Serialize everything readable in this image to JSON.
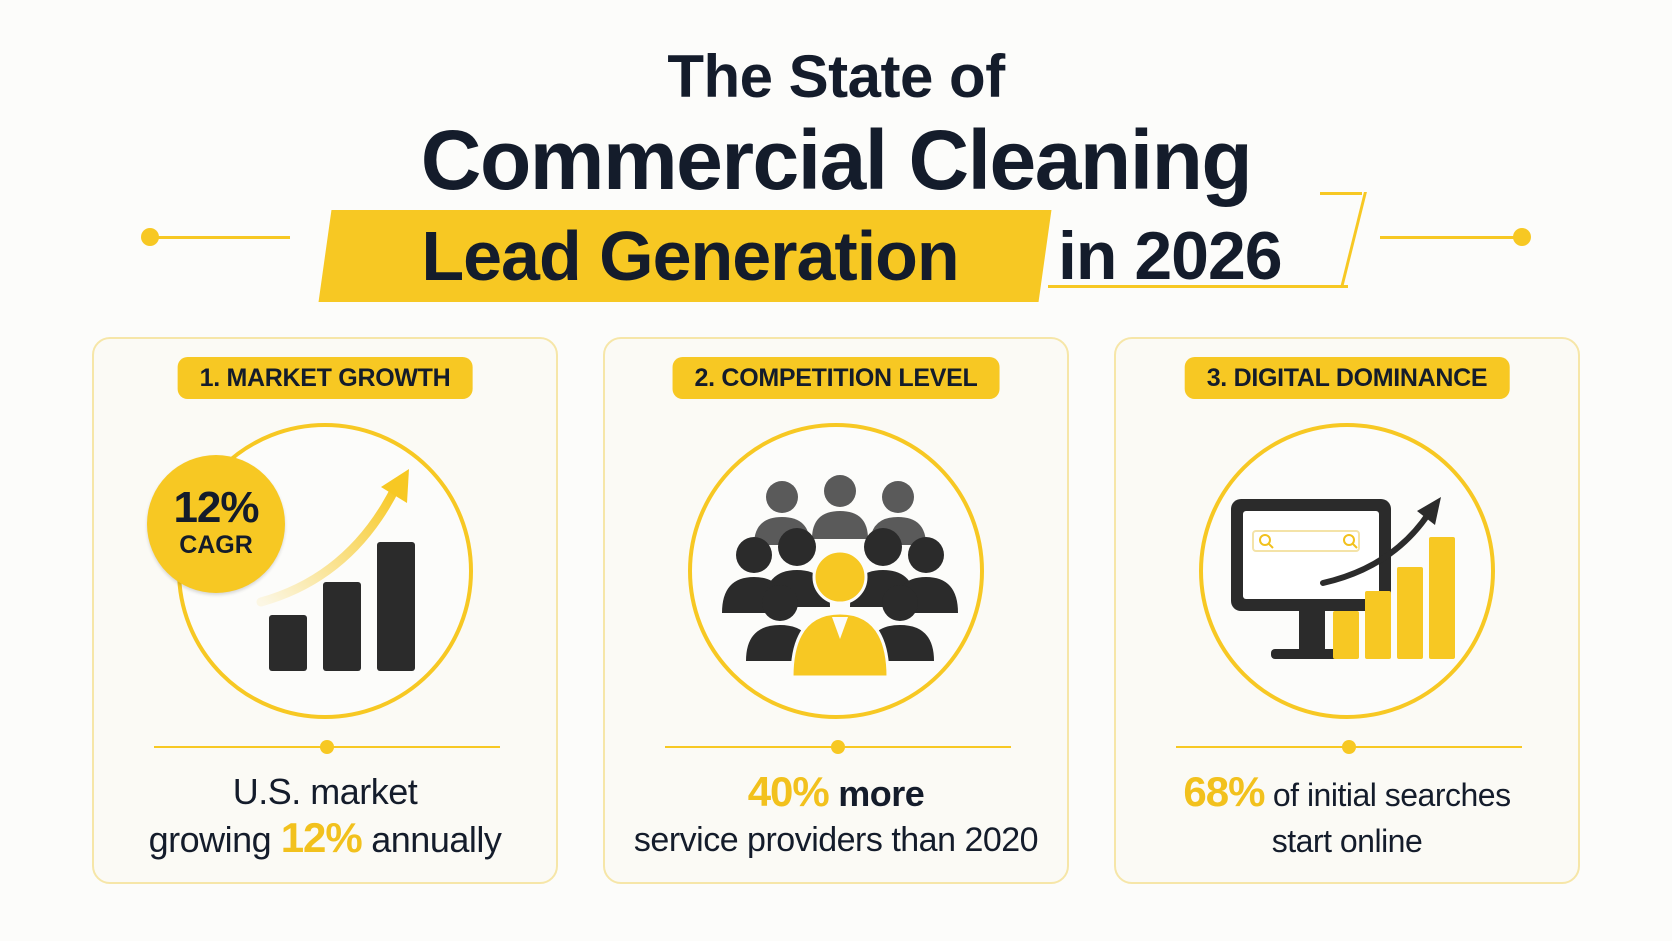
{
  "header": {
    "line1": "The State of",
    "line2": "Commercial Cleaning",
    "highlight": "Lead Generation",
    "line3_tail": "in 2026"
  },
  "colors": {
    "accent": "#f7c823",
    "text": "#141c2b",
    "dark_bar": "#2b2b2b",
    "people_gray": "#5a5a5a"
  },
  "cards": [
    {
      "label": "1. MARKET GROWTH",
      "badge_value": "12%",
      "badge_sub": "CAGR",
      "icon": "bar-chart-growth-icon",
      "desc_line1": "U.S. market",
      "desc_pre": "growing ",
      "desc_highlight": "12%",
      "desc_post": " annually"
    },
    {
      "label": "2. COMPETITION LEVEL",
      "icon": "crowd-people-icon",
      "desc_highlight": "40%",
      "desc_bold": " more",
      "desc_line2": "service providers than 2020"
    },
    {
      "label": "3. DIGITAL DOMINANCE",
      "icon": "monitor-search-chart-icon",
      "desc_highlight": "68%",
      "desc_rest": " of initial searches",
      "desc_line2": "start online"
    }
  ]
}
...
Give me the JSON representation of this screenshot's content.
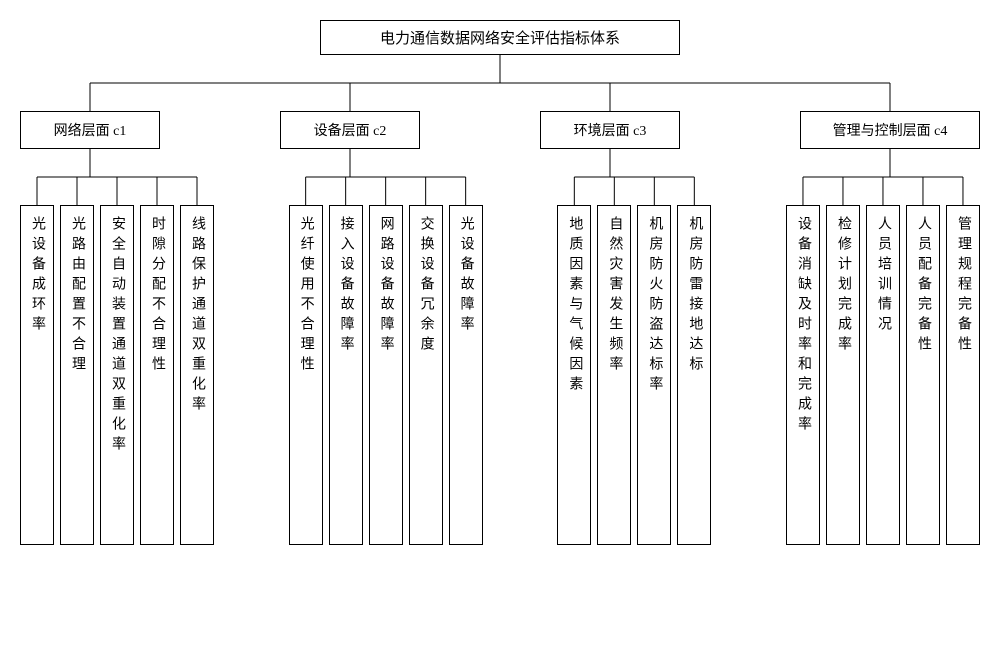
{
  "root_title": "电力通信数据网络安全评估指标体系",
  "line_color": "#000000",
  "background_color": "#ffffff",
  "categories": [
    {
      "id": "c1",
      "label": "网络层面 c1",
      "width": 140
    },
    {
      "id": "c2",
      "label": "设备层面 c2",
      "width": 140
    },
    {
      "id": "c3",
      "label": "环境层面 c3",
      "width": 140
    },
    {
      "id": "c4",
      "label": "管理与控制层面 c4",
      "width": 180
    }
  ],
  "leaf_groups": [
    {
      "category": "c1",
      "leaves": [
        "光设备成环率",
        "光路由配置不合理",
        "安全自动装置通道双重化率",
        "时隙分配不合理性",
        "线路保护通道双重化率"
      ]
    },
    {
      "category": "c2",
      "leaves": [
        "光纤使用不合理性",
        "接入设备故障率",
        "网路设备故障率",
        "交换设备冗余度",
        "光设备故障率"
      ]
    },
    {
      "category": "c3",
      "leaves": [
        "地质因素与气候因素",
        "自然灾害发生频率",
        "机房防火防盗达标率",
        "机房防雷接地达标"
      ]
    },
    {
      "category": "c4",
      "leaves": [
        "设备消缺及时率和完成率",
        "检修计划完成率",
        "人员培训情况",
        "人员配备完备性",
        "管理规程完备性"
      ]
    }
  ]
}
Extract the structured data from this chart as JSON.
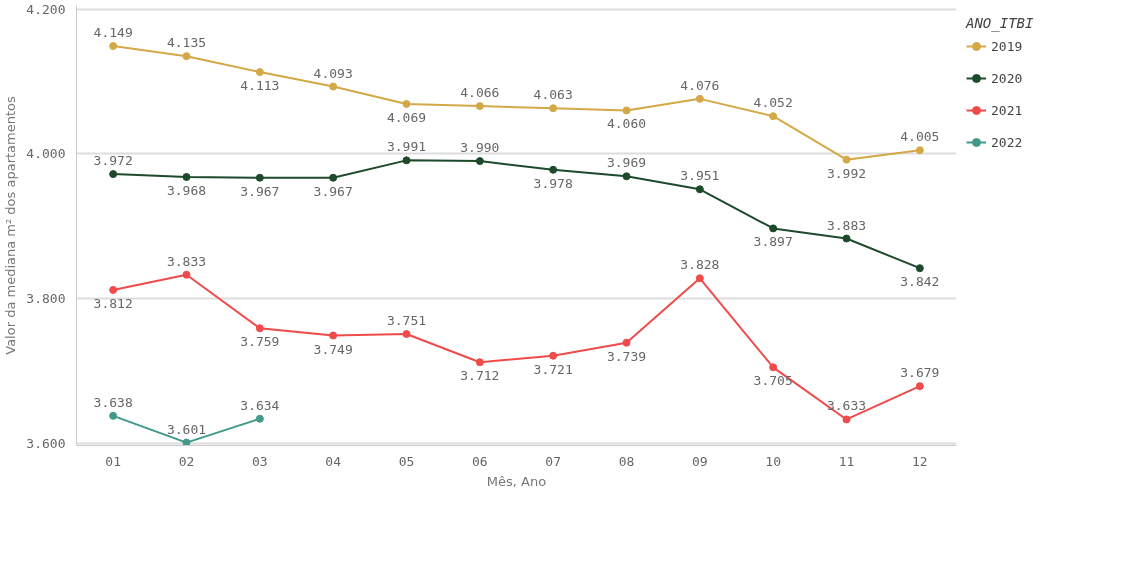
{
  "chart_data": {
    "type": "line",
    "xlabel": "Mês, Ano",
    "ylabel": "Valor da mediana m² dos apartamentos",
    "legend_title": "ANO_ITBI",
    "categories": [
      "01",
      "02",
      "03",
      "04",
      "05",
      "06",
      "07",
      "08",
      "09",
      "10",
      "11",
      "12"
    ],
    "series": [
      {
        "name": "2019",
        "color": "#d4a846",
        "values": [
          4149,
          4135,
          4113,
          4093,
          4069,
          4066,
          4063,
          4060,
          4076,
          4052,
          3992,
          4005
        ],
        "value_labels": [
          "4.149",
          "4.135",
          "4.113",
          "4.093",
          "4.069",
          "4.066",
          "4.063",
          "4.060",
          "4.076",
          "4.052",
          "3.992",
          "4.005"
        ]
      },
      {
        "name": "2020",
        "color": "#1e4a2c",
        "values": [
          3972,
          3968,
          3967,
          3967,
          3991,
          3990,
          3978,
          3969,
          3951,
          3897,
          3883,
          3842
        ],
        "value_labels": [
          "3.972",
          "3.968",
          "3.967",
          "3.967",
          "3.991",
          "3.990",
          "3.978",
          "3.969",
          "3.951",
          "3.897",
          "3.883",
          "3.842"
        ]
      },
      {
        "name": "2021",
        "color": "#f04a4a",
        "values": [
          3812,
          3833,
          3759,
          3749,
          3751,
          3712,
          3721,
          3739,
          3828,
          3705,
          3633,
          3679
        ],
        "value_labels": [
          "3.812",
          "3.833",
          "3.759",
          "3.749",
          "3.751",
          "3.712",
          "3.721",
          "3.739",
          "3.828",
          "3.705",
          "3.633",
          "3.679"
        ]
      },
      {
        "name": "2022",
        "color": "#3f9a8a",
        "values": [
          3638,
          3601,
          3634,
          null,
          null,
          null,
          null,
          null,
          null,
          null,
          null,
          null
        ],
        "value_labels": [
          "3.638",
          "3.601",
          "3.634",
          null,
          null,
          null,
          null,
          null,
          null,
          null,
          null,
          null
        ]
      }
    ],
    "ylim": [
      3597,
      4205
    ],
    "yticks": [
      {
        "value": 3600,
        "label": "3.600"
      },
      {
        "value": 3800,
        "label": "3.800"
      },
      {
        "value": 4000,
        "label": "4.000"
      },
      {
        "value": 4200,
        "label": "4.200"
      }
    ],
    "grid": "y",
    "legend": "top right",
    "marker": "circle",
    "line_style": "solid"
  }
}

■ PROMPT
Copy all lines above containing the string "name".

■ WRITTEN RESPONSE
        "name": "2019",
        "name": "2020",
        "name": "2021",
        "name": "2022",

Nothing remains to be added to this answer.